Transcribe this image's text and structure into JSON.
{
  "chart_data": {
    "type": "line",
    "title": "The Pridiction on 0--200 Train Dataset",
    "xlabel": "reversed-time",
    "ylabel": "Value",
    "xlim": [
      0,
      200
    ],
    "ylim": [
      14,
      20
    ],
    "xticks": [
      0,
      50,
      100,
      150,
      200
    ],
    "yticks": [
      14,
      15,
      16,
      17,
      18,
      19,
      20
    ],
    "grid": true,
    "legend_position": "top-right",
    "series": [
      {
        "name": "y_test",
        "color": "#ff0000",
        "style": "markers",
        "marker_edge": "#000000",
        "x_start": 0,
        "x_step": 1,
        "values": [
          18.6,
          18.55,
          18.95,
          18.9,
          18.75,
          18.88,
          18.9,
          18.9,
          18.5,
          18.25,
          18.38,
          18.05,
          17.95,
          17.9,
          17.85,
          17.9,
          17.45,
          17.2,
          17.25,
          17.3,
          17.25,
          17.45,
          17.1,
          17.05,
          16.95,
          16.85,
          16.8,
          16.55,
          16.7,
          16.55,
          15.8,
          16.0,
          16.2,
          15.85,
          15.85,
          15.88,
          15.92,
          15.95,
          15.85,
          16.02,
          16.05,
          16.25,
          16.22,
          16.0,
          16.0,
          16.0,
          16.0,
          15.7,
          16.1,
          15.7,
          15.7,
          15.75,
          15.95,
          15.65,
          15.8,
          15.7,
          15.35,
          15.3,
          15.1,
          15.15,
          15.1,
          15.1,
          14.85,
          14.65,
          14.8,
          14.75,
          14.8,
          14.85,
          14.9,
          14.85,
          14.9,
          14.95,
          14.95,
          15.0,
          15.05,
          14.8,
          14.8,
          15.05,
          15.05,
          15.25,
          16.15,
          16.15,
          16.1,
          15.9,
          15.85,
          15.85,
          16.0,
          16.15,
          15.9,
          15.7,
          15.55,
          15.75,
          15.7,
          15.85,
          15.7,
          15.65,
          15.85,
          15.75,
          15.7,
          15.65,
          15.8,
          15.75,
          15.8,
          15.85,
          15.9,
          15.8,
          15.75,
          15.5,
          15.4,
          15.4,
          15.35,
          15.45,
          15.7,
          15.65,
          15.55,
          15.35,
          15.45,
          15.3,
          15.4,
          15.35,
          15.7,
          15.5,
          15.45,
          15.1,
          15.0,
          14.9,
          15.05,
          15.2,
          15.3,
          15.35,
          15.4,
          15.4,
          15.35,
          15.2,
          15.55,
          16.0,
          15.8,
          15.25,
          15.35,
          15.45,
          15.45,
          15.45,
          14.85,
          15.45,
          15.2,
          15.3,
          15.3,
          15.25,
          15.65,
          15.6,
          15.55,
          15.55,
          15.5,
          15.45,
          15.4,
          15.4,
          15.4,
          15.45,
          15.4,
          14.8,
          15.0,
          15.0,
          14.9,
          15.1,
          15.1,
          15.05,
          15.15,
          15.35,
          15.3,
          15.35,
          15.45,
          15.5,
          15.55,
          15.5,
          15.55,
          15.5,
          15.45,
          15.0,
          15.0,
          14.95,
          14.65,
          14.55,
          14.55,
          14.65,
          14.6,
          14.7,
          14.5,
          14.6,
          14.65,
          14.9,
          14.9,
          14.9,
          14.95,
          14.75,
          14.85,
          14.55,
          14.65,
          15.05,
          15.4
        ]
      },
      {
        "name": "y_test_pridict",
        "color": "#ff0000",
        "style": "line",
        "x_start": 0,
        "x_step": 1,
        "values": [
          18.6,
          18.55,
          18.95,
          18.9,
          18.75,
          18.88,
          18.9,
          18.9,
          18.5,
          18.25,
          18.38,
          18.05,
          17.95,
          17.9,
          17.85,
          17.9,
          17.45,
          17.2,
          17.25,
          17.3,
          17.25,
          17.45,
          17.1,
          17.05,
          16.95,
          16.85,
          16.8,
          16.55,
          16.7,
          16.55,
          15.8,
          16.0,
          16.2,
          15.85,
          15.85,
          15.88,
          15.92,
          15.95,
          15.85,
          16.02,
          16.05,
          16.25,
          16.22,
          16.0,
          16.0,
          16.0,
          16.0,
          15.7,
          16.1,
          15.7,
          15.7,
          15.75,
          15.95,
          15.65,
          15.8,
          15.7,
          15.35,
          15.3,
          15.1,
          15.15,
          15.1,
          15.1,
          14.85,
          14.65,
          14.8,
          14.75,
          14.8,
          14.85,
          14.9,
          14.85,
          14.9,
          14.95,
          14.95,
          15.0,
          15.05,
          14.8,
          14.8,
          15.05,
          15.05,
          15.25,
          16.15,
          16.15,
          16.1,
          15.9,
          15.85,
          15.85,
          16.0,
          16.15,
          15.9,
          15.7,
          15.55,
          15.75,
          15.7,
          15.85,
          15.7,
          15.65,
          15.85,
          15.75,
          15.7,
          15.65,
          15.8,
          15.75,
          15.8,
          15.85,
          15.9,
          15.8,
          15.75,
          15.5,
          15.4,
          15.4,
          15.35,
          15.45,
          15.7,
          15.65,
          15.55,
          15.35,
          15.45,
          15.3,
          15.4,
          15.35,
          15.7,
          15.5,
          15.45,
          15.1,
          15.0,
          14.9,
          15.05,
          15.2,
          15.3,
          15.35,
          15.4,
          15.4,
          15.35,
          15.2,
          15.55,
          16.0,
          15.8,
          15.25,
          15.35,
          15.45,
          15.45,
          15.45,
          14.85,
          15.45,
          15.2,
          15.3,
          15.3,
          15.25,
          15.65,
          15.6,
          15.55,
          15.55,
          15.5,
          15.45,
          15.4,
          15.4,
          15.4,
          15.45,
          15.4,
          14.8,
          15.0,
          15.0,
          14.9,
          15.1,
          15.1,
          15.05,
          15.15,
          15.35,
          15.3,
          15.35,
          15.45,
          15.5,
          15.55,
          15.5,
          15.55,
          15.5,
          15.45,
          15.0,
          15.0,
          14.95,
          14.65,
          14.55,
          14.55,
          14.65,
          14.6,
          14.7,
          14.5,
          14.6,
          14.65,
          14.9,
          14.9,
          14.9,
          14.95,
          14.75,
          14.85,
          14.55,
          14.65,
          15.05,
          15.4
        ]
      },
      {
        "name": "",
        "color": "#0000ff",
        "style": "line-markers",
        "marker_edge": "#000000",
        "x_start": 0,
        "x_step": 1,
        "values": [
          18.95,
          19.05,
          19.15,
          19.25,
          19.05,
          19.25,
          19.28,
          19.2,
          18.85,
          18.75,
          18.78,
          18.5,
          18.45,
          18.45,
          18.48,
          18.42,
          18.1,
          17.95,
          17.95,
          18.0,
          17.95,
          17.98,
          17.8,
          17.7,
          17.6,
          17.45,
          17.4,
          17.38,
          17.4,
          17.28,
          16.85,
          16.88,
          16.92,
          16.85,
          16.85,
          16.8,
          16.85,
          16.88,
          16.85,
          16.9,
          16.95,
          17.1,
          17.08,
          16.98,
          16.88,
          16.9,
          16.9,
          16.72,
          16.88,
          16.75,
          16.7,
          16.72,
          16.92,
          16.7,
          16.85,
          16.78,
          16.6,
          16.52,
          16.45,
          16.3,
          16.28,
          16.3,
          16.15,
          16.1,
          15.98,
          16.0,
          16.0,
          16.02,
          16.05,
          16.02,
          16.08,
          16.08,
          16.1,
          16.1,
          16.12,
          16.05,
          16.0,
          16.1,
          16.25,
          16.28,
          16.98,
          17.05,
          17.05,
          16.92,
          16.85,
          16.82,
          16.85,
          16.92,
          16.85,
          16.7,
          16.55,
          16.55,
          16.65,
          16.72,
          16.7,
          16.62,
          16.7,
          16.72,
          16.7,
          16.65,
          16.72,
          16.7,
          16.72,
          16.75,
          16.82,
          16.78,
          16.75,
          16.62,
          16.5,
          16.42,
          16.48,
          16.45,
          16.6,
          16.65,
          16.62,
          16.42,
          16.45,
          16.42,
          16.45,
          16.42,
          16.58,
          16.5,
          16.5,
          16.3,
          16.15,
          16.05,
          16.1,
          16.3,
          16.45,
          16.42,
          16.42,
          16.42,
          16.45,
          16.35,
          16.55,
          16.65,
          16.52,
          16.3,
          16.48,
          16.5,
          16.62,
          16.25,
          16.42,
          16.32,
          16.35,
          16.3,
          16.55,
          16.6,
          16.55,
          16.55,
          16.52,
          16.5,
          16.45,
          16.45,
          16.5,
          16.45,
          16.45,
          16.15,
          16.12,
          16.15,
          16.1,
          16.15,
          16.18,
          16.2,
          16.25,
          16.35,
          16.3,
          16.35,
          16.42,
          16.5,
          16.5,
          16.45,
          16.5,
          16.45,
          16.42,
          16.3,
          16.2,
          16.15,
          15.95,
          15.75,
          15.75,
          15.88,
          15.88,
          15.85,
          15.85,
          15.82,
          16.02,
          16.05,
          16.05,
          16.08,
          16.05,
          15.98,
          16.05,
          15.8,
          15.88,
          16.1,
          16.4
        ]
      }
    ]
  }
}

★ ★ ★

Request » Identify all lines where the word "style" shows up. Copy them.

Output of the task »
        "style": "markers",
        "style": "line",
        "style": "line-markers",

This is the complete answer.